▶ _YOUR TASK_: Render the following material again verbatim, leaving nothing out.

▶ _RECORDS FOR PROCESSING_:
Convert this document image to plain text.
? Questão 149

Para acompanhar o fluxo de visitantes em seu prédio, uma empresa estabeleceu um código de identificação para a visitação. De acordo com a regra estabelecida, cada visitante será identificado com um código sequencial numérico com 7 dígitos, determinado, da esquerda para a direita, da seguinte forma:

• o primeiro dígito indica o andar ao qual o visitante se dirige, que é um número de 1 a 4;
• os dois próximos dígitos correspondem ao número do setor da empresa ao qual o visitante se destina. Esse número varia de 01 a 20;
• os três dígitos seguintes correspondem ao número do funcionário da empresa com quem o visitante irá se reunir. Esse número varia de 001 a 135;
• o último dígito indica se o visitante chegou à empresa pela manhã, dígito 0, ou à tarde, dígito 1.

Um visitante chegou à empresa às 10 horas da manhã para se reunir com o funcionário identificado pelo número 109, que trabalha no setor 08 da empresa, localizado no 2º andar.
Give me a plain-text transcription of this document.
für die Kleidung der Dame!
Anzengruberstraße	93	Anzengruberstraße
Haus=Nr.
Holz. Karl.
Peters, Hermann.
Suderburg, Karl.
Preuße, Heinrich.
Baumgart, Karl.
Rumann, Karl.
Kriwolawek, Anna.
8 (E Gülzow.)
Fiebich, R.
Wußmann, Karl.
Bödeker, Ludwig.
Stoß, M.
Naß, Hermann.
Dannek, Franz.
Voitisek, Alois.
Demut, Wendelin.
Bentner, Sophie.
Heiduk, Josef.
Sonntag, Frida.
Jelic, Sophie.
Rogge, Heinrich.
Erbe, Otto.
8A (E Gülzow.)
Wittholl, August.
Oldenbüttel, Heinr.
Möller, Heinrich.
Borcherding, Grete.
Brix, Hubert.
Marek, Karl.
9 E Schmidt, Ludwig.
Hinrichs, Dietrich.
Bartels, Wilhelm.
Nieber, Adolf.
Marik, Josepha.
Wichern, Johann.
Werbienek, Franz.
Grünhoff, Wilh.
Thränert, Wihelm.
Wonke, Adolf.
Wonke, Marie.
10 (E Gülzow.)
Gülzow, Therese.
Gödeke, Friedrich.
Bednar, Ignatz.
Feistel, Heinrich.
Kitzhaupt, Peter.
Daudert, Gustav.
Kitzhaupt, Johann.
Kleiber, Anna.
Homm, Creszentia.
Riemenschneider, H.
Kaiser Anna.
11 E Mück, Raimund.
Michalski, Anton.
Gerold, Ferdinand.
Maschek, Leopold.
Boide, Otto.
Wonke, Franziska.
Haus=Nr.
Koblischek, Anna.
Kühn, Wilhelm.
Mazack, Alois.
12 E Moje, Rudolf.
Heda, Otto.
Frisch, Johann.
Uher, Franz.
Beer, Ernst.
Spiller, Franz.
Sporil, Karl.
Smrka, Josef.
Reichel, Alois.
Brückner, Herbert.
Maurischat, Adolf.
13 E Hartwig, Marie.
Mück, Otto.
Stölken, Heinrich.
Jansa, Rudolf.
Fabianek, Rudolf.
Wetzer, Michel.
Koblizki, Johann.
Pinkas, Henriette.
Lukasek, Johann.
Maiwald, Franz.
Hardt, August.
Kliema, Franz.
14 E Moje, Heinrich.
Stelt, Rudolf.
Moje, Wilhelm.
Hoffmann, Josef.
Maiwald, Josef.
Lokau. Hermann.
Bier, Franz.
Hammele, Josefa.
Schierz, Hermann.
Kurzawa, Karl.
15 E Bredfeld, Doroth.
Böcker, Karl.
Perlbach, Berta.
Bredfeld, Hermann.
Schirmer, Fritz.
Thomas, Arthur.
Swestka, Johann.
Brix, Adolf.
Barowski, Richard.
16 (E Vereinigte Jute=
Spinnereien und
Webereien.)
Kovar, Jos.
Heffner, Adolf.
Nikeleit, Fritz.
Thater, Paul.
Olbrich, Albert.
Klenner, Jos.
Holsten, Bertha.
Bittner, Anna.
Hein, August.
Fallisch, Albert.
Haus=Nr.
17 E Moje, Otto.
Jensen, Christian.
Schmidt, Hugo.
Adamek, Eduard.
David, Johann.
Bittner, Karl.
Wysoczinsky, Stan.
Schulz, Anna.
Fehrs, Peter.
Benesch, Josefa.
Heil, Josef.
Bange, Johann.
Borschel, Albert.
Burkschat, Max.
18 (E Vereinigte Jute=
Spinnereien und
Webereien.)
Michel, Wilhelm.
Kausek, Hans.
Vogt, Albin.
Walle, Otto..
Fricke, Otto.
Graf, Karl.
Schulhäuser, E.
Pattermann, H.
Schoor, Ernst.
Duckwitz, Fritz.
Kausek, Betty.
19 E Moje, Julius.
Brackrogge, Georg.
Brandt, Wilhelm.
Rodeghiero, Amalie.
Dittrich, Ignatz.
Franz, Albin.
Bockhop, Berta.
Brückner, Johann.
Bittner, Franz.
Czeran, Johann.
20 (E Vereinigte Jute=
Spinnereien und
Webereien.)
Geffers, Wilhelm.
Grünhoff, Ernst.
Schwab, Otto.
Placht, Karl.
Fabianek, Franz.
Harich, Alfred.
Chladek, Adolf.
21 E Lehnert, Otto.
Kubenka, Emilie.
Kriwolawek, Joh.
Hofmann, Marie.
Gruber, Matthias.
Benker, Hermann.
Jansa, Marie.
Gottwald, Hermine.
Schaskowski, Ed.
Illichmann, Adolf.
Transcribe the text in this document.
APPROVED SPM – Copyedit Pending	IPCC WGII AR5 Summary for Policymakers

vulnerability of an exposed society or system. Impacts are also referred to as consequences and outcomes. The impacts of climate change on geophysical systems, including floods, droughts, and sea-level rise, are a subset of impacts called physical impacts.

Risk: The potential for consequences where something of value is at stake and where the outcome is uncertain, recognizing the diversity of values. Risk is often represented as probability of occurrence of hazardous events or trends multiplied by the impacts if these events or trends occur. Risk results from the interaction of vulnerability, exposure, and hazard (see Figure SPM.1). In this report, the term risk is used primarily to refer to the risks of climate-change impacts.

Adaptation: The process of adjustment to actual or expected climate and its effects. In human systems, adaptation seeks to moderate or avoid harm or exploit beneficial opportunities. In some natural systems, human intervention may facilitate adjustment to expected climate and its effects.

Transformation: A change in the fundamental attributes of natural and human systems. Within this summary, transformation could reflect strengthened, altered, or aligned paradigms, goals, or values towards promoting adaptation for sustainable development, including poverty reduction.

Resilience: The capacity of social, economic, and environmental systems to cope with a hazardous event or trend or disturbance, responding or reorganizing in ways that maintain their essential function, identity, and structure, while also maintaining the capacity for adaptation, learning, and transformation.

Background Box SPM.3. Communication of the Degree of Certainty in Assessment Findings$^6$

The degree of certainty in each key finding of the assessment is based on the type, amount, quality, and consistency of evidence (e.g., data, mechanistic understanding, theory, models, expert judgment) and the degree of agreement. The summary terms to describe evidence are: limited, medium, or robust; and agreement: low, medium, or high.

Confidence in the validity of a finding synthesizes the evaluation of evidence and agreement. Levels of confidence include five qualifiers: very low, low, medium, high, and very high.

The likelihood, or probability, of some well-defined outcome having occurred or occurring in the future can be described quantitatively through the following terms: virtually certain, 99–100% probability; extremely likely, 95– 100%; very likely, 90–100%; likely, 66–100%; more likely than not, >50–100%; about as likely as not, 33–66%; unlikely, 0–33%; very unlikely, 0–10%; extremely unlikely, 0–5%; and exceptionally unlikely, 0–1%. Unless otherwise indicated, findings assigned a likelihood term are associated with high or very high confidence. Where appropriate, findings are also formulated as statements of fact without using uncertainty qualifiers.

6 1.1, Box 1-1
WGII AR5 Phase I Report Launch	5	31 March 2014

▶ _RESPONSE_:
Convert this document image to plain text.
? Questão 149

Para acompanhar o fluxo de visitantes em seu prédio, uma empresa estabeleceu um código de identificação para a visitação. De acordo com a regra estabelecida, cada visitante será identificado com um código sequencial numérico com 7 dígitos, determinado, da esquerda para a direita, da seguinte forma:

• o primeiro dígito indica o andar ao qual o visitante se dirige, que é um número de 1 a 4;
• os dois próximos dígitos correspondem ao número do setor da empresa ao qual o visitante se destina. Esse número varia de 01 a 20;
• os três dígitos seguintes correspondem ao número do funcionário da empresa com quem o visitante irá se reunir. Esse número varia de 001 a 135;
• o último dígito indica se o visitante chegou à empresa pela manhã, dígito 0, ou à tarde, dígito 1.

Um visitante chegou à empresa às 10 horas da manhã para se reunir com o funcionário identificado pelo número 109, que trabalha no setor 08 da empresa, localizado no 2º andar.
Give me a plain-text transcription of this document.
für die Kleidung der Dame!
Anzengruberstraße	93	Anzengruberstraße
Haus=Nr.
Holz. Karl.
Peters, Hermann.
Suderburg, Karl.
Preuße, Heinrich.
Baumgart, Karl.
Rumann, Karl.
Kriwolawek, Anna.
8 (E Gülzow.)
Fiebich, R.
Wußmann, Karl.
Bödeker, Ludwig.
Stoß, M.
Naß, Hermann.
Dannek, Franz.
Voitisek, Alois.
Demut, Wendelin.
Bentner, Sophie.
Heiduk, Josef.
Sonntag, Frida.
Jelic, Sophie.
Rogge, Heinrich.
Erbe, Otto.
8A (E Gülzow.)
Wittholl, August.
Oldenbüttel, Heinr.
Möller, Heinrich.
Borcherding, Grete.
Brix, Hubert.
Marek, Karl.
9 E Schmidt, Ludwig.
Hinrichs, Dietrich.
Bartels, Wilhelm.
Nieber, Adolf.
Marik, Josepha.
Wichern, Johann.
Werbienek, Franz.
Grünhoff, Wilh.
Thränert, Wihelm.
Wonke, Adolf.
Wonke, Marie.
10 (E Gülzow.)
Gülzow, Therese.
Gödeke, Friedrich.
Bednar, Ignatz.
Feistel, Heinrich.
Kitzhaupt, Peter.
Daudert, Gustav.
Kitzhaupt, Johann.
Kleiber, Anna.
Homm, Creszentia.
Riemenschneider, H.
Kaiser Anna.
11 E Mück, Raimund.
Michalski, Anton.
Gerold, Ferdinand.
Maschek, Leopold.
Boide, Otto.
Wonke, Franziska.
Haus=Nr.
Koblischek, Anna.
Kühn, Wilhelm.
Mazack, Alois.
12 E Moje, Rudolf.
Heda, Otto.
Frisch, Johann.
Uher, Franz.
Beer, Ernst.
Spiller, Franz.
Sporil, Karl.
Smrka, Josef.
Reichel, Alois.
Brückner, Herbert.
Maurischat, Adolf.
13 E Hartwig, Marie.
Mück, Otto.
Stölken, Heinrich.
Jansa, Rudolf.
Fabianek, Rudolf.
Wetzer, Michel.
Koblizki, Johann.
Pinkas, Henriette.
Lukasek, Johann.
Maiwald, Franz.
Hardt, August.
Kliema, Franz.
14 E Moje, Heinrich.
Stelt, Rudolf.
Moje, Wilhelm.
Hoffmann, Josef.
Maiwald, Josef.
Lokau. Hermann.
Bier, Franz.
Hammele, Josefa.
Schierz, Hermann.
Kurzawa, Karl.
15 E Bredfeld, Doroth.
Böcker, Karl.
Perlbach, Berta.
Bredfeld, Hermann.
Schirmer, Fritz.
Thomas, Arthur.
Swestka, Johann.
Brix, Adolf.
Barowski, Richard.
16 (E Vereinigte Jute=
Spinnereien und
Webereien.)
Kovar, Jos.
Heffner, Adolf.
Nikeleit, Fritz.
Thater, Paul.
Olbrich, Albert.
Klenner, Jos.
Holsten, Bertha.
Bittner, Anna.
Hein, August.
Fallisch, Albert.
Haus=Nr.
17 E Moje, Otto.
Jensen, Christian.
Schmidt, Hugo.
Adamek, Eduard.
David, Johann.
Bittner, Karl.
Wysoczinsky, Stan.
Schulz, Anna.
Fehrs, Peter.
Benesch, Josefa.
Heil, Josef.
Bange, Johann.
Borschel, Albert.
Burkschat, Max.
18 (E Vereinigte Jute=
Spinnereien und
Webereien.)
Michel, Wilhelm.
Kausek, Hans.
Vogt, Albin.
Walle, Otto..
Fricke, Otto.
Graf, Karl.
Schulhäuser, E.
Pattermann, H.
Schoor, Ernst.
Duckwitz, Fritz.
Kausek, Betty.
19 E Moje, Julius.
Brackrogge, Georg.
Brandt, Wilhelm.
Rodeghiero, Amalie.
Dittrich, Ignatz.
Franz, Albin.
Bockhop, Berta.
Brückner, Johann.
Bittner, Franz.
Czeran, Johann.
20 (E Vereinigte Jute=
Spinnereien und
Webereien.)
Geffers, Wilhelm.
Grünhoff, Ernst.
Schwab, Otto.
Placht, Karl.
Fabianek, Franz.
Harich, Alfred.
Chladek, Adolf.
21 E Lehnert, Otto.
Kubenka, Emilie.
Kriwolawek, Joh.
Hofmann, Marie.
Gruber, Matthias.
Benker, Hermann.
Jansa, Marie.
Gottwald, Hermine.
Schaskowski, Ed.
Illichmann, Adolf.
Transcribe the text in this document.
APPROVED SPM – Copyedit Pending	IPCC WGII AR5 Summary for Policymakers

vulnerability of an exposed society or system. Impacts are also referred to as consequences and outcomes. The impacts of climate change on geophysical systems, including floods, droughts, and sea-level rise, are a subset of impacts called physical impacts.

Risk: The potential for consequences where something of value is at stake and where the outcome is uncertain, recognizing the diversity of values. Risk is often represented as probability of occurrence of hazardous events or trends multiplied by the impacts if these events or trends occur. Risk results from the interaction of vulnerability, exposure, and hazard (see Figure SPM.1). In this report, the term risk is used primarily to refer to the risks of climate-change impacts.

Adaptation: The process of adjustment to actual or expected climate and its effects. In human systems, adaptation seeks to moderate or avoid harm or exploit beneficial opportunities. In some natural systems, human intervention may facilitate adjustment to expected climate and its effects.

Transformation: A change in the fundamental attributes of natural and human systems. Within this summary, transformation could reflect strengthened, altered, or aligned paradigms, goals, or values towards promoting adaptation for sustainable development, including poverty reduction.

Resilience: The capacity of social, economic, and environmental systems to cope with a hazardous event or trend or disturbance, responding or reorganizing in ways that maintain their essential function, identity, and structure, while also maintaining the capacity for adaptation, learning, and transformation.

Background Box SPM.3. Communication of the Degree of Certainty in Assessment Findings$^6$

The degree of certainty in each key finding of the assessment is based on the type, amount, quality, and consistency of evidence (e.g., data, mechanistic understanding, theory, models, expert judgment) and the degree of agreement. The summary terms to describe evidence are: limited, medium, or robust; and agreement: low, medium, or high.

Confidence in the validity of a finding synthesizes the evaluation of evidence and agreement. Levels of confidence include five qualifiers: very low, low, medium, high, and very high.

The likelihood, or probability, of some well-defined outcome having occurred or occurring in the future can be described quantitatively through the following terms: virtually certain, 99–100% probability; extremely likely, 95– 100%; very likely, 90–100%; likely, 66–100%; more likely than not, >50–100%; about as likely as not, 33–66%; unlikely, 0–33%; very unlikely, 0–10%; extremely unlikely, 0–5%; and exceptionally unlikely, 0–1%. Unless otherwise indicated, findings assigned a likelihood term are associated with high or very high confidence. Where appropriate, findings are also formulated as statements of fact without using uncertainty qualifiers.

6 1.1, Box 1-1
WGII AR5 Phase I Report Launch	5	31 March 2014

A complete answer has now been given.